WRITTEN PROBLEM:
The lines to extract begin at the one containing "Transcribe this image's" and run to the end of the listing; set them down exactly and alone.

ENTRIES PROVIDED:
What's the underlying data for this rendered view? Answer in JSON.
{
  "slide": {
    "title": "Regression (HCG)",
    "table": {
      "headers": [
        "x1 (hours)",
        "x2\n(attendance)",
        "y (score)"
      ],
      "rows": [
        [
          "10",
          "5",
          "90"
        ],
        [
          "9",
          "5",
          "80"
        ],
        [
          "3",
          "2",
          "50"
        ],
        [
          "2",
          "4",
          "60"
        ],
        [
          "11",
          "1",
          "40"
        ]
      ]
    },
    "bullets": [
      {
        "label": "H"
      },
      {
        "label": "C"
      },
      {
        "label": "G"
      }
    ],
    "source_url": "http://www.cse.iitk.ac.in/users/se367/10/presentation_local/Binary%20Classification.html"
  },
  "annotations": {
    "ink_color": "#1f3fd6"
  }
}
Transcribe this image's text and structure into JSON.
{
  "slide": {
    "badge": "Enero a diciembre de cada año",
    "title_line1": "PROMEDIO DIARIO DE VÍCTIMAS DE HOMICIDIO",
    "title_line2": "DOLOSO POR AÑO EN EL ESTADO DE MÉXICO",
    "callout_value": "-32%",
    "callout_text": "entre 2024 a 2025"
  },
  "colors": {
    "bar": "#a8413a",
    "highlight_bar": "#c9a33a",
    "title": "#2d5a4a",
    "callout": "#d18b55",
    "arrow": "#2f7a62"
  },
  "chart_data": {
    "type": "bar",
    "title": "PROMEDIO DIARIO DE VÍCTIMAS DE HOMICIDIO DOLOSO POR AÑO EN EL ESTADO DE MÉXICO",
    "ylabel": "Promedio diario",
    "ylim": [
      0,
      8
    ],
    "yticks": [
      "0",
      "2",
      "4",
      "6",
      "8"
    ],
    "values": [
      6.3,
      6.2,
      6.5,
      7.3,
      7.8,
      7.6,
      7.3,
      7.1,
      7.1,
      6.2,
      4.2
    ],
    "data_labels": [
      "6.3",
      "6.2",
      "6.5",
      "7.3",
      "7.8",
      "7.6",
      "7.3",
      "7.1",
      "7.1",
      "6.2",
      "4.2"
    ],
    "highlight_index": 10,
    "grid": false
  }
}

ANSWER:
Transcribe this image's text and structure into JSON.
{
  "slide": {
    "badge": "Enero a diciembre de cada año",
    "title_line1": "PROMEDIO DIARIO DE VÍCTIMAS DE HOMICIDIO",
    "title_line2": "DOLOSO POR AÑO EN EL ESTADO DE MÉXICO",
    "callout_value": "-32%",
    "callout_text": "entre 2024 a 2025"
  },
  "colors": {
    "bar": "#a8413a",
    "highlight_bar": "#c9a33a",
    "title": "#2d5a4a",
    "callout": "#d18b55",
    "arrow": "#2f7a62"
  },
  "chart_data": {
    "type": "bar",
    "title": "PROMEDIO DIARIO DE VÍCTIMAS DE HOMICIDIO DOLOSO POR AÑO EN EL ESTADO DE MÉXICO",
    "ylabel": "Promedio diario",
    "ylim": [
      0,
      8
    ],
    "yticks": [
      "0",
      "2",
      "4",
      "6",
      "8"
    ],
    "values": [
      6.3,
      6.2,
      6.5,
      7.3,
      7.8,
      7.6,
      7.3,
      7.1,
      7.1,
      6.2,
      4.2
    ],
    "data_labels": [
      "6.3",
      "6.2",
      "6.5",
      "7.3",
      "7.8",
      "7.6",
      "7.3",
      "7.1",
      "7.1",
      "6.2",
      "4.2"
    ],
    "highlight_index": 10,
    "grid": false
  }
}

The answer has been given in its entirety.